WHAT YOU NEED TO DO: Each entry must appear again exactly as it does in the source.

Extracted data entries:
----------------
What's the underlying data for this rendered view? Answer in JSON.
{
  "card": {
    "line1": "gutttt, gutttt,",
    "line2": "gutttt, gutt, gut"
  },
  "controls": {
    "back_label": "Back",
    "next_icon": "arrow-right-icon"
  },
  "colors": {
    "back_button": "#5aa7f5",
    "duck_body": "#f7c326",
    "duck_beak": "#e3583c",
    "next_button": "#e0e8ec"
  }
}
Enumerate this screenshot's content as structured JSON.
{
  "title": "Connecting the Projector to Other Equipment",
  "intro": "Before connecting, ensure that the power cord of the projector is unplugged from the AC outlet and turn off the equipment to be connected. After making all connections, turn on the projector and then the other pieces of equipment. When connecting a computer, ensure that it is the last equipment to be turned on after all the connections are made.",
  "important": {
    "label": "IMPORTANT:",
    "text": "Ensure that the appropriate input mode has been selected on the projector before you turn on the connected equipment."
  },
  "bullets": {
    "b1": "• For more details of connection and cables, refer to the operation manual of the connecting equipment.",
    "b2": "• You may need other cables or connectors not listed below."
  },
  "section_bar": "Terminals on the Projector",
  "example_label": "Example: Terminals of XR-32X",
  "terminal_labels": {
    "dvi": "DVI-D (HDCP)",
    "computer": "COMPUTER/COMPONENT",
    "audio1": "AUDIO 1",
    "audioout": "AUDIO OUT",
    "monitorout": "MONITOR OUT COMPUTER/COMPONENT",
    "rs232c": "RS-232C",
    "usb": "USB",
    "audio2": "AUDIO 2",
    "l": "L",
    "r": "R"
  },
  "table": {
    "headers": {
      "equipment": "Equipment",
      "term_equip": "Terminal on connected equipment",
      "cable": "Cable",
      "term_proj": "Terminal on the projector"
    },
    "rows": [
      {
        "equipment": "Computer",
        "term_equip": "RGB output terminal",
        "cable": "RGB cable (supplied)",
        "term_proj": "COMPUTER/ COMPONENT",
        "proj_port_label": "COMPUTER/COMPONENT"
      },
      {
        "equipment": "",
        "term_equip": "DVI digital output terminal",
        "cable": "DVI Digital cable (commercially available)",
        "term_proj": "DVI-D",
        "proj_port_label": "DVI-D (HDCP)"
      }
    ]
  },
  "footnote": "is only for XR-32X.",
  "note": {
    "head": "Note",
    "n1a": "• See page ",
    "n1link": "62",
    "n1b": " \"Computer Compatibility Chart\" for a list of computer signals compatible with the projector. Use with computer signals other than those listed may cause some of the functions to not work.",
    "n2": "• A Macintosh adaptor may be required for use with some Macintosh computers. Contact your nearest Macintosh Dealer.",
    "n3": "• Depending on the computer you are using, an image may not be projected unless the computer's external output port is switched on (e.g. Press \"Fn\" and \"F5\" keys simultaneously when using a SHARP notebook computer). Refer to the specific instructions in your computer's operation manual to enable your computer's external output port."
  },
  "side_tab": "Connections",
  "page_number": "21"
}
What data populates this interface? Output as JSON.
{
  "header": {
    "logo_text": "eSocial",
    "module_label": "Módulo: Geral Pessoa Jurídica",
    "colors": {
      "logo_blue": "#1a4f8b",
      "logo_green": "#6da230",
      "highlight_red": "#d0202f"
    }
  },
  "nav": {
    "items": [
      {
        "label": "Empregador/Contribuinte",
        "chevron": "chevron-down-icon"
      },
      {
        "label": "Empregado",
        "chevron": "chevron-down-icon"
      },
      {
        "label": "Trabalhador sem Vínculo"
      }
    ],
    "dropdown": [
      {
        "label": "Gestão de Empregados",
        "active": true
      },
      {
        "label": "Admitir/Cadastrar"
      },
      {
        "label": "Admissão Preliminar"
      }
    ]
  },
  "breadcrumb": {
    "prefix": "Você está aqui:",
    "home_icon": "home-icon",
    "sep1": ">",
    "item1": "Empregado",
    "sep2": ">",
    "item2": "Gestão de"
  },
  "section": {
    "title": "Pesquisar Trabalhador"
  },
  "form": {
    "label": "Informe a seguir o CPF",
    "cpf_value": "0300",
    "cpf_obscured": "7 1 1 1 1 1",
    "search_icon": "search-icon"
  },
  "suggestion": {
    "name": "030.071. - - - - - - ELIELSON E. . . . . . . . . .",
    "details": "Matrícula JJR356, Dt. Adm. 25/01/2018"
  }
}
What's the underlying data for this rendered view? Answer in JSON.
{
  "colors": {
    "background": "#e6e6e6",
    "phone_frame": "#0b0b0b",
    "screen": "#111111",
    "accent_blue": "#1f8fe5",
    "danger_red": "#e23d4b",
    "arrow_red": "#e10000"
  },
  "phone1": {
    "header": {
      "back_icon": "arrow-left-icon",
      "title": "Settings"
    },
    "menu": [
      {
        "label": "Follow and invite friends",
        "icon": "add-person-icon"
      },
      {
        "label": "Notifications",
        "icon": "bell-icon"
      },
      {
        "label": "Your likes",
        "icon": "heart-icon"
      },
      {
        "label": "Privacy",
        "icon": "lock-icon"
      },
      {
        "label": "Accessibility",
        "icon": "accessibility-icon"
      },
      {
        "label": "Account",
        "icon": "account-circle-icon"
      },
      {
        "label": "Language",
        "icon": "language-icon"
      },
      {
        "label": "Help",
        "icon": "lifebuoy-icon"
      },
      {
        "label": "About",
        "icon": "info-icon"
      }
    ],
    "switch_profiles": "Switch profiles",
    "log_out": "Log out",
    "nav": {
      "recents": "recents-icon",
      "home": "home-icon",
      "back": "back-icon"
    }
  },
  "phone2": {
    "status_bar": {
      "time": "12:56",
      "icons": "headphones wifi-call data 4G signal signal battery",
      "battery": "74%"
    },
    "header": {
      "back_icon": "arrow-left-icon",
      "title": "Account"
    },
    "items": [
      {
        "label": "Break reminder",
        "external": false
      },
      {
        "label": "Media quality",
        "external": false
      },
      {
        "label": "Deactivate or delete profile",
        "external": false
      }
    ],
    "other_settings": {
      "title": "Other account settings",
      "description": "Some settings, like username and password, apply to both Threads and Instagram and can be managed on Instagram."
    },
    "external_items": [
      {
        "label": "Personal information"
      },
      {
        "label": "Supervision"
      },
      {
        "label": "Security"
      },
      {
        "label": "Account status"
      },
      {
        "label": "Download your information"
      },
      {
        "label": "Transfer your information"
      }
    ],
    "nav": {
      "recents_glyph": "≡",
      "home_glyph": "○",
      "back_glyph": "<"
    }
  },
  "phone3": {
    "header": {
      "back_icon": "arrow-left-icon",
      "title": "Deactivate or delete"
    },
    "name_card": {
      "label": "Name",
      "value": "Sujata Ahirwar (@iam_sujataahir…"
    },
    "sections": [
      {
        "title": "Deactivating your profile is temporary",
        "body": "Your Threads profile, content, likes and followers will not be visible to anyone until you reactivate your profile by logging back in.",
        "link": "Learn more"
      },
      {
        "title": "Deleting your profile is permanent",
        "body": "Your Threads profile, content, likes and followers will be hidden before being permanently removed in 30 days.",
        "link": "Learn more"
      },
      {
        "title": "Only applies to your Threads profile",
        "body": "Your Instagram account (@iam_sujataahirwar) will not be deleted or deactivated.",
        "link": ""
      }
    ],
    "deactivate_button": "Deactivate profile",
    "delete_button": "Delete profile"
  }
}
----------------
WORKED ANSWER:
What's the underlying data for this rendered view? Answer in JSON.
{
  "card": {
    "line1": "gutttt, gutttt,",
    "line2": "gutttt, gutt, gut"
  },
  "controls": {
    "back_label": "Back",
    "next_icon": "arrow-right-icon"
  },
  "colors": {
    "back_button": "#5aa7f5",
    "duck_body": "#f7c326",
    "duck_beak": "#e3583c",
    "next_button": "#e0e8ec"
  }
}
Enumerate this screenshot's content as structured JSON.
{
  "title": "Connecting the Projector to Other Equipment",
  "intro": "Before connecting, ensure that the power cord of the projector is unplugged from the AC outlet and turn off the equipment to be connected. After making all connections, turn on the projector and then the other pieces of equipment. When connecting a computer, ensure that it is the last equipment to be turned on after all the connections are made.",
  "important": {
    "label": "IMPORTANT:",
    "text": "Ensure that the appropriate input mode has been selected on the projector before you turn on the connected equipment."
  },
  "bullets": {
    "b1": "• For more details of connection and cables, refer to the operation manual of the connecting equipment.",
    "b2": "• You may need other cables or connectors not listed below."
  },
  "section_bar": "Terminals on the Projector",
  "example_label": "Example: Terminals of XR-32X",
  "terminal_labels": {
    "dvi": "DVI-D (HDCP)",
    "computer": "COMPUTER/COMPONENT",
    "audio1": "AUDIO 1",
    "audioout": "AUDIO OUT",
    "monitorout": "MONITOR OUT COMPUTER/COMPONENT",
    "rs232c": "RS-232C",
    "usb": "USB",
    "audio2": "AUDIO 2",
    "l": "L",
    "r": "R"
  },
  "table": {
    "headers": {
      "equipment": "Equipment",
      "term_equip": "Terminal on connected equipment",
      "cable": "Cable",
      "term_proj": "Terminal on the projector"
    },
    "rows": [
      {
        "equipment": "Computer",
        "term_equip": "RGB output terminal",
        "cable": "RGB cable (supplied)",
        "term_proj": "COMPUTER/ COMPONENT",
        "proj_port_label": "COMPUTER/COMPONENT"
      },
      {
        "equipment": "",
        "term_equip": "DVI digital output terminal",
        "cable": "DVI Digital cable (commercially available)",
        "term_proj": "DVI-D",
        "proj_port_label": "DVI-D (HDCP)"
      }
    ]
  },
  "footnote": "is only for XR-32X.",
  "note": {
    "head": "Note",
    "n1a": "• See page ",
    "n1link": "62",
    "n1b": " \"Computer Compatibility Chart\" for a list of computer signals compatible with the projector. Use with computer signals other than those listed may cause some of the functions to not work.",
    "n2": "• A Macintosh adaptor may be required for use with some Macintosh computers. Contact your nearest Macintosh Dealer.",
    "n3": "• Depending on the computer you are using, an image may not be projected unless the computer's external output port is switched on (e.g. Press \"Fn\" and \"F5\" keys simultaneously when using a SHARP notebook computer). Refer to the specific instructions in your computer's operation manual to enable your computer's external output port."
  },
  "side_tab": "Connections",
  "page_number": "21"
}
What data populates this interface? Output as JSON.
{
  "header": {
    "logo_text": "eSocial",
    "module_label": "Módulo: Geral Pessoa Jurídica",
    "colors": {
      "logo_blue": "#1a4f8b",
      "logo_green": "#6da230",
      "highlight_red": "#d0202f"
    }
  },
  "nav": {
    "items": [
      {
        "label": "Empregador/Contribuinte",
        "chevron": "chevron-down-icon"
      },
      {
        "label": "Empregado",
        "chevron": "chevron-down-icon"
      },
      {
        "label": "Trabalhador sem Vínculo"
      }
    ],
    "dropdown": [
      {
        "label": "Gestão de Empregados",
        "active": true
      },
      {
        "label": "Admitir/Cadastrar"
      },
      {
        "label": "Admissão Preliminar"
      }
    ]
  },
  "breadcrumb": {
    "prefix": "Você está aqui:",
    "home_icon": "home-icon",
    "sep1": ">",
    "item1": "Empregado",
    "sep2": ">",
    "item2": "Gestão de"
  },
  "section": {
    "title": "Pesquisar Trabalhador"
  },
  "form": {
    "label": "Informe a seguir o CPF",
    "cpf_value": "0300",
    "cpf_obscured": "7 1 1 1 1 1",
    "search_icon": "search-icon"
  },
  "suggestion": {
    "name": "030.071. - - - - - - ELIELSON E. . . . . . . . . .",
    "details": "Matrícula JJR356, Dt. Adm. 25/01/2018"
  }
}
What's the underlying data for this rendered view? Answer in JSON.
{
  "colors": {
    "background": "#e6e6e6",
    "phone_frame": "#0b0b0b",
    "screen": "#111111",
    "accent_blue": "#1f8fe5",
    "danger_red": "#e23d4b",
    "arrow_red": "#e10000"
  },
  "phone1": {
    "header": {
      "back_icon": "arrow-left-icon",
      "title": "Settings"
    },
    "menu": [
      {
        "label": "Follow and invite friends",
        "icon": "add-person-icon"
      },
      {
        "label": "Notifications",
        "icon": "bell-icon"
      },
      {
        "label": "Your likes",
        "icon": "heart-icon"
      },
      {
        "label": "Privacy",
        "icon": "lock-icon"
      },
      {
        "label": "Accessibility",
        "icon": "accessibility-icon"
      },
      {
        "label": "Account",
        "icon": "account-circle-icon"
      },
      {
        "label": "Language",
        "icon": "language-icon"
      },
      {
        "label": "Help",
        "icon": "lifebuoy-icon"
      },
      {
        "label": "About",
        "icon": "info-icon"
      }
    ],
    "switch_profiles": "Switch profiles",
    "log_out": "Log out",
    "nav": {
      "recents": "recents-icon",
      "home": "home-icon",
      "back": "back-icon"
    }
  },
  "phone2": {
    "status_bar": {
      "time": "12:56",
      "icons": "headphones wifi-call data 4G signal signal battery",
      "battery": "74%"
    },
    "header": {
      "back_icon": "arrow-left-icon",
      "title": "Account"
    },
    "items": [
      {
        "label": "Break reminder",
        "external": false
      },
      {
        "label": "Media quality",
        "external": false
      },
      {
        "label": "Deactivate or delete profile",
        "external": false
      }
    ],
    "other_settings": {
      "title": "Other account settings",
      "description": "Some settings, like username and password, apply to both Threads and Instagram and can be managed on Instagram."
    },
    "external_items": [
      {
        "label": "Personal information"
      },
      {
        "label": "Supervision"
      },
      {
        "label": "Security"
      },
      {
        "label": "Account status"
      },
      {
        "label": "Download your information"
      },
      {
        "label": "Transfer your information"
      }
    ],
    "nav": {
      "recents_glyph": "≡",
      "home_glyph": "○",
      "back_glyph": "<"
    }
  },
  "phone3": {
    "header": {
      "back_icon": "arrow-left-icon",
      "title": "Deactivate or delete"
    },
    "name_card": {
      "label": "Name",
      "value": "Sujata Ahirwar (@iam_sujataahir…"
    },
    "sections": [
      {
        "title": "Deactivating your profile is temporary",
        "body": "Your Threads profile, content, likes and followers will not be visible to anyone until you reactivate your profile by logging back in.",
        "link": "Learn more"
      },
      {
        "title": "Deleting your profile is permanent",
        "body": "Your Threads profile, content, likes and followers will be hidden before being permanently removed in 30 days.",
        "link": "Learn more"
      },
      {
        "title": "Only applies to your Threads profile",
        "body": "Your Instagram account (@iam_sujataahirwar) will not be deleted or deactivated.",
        "link": ""
      }
    ],
    "deactivate_button": "Deactivate profile",
    "delete_button": "Delete profile"
  }
}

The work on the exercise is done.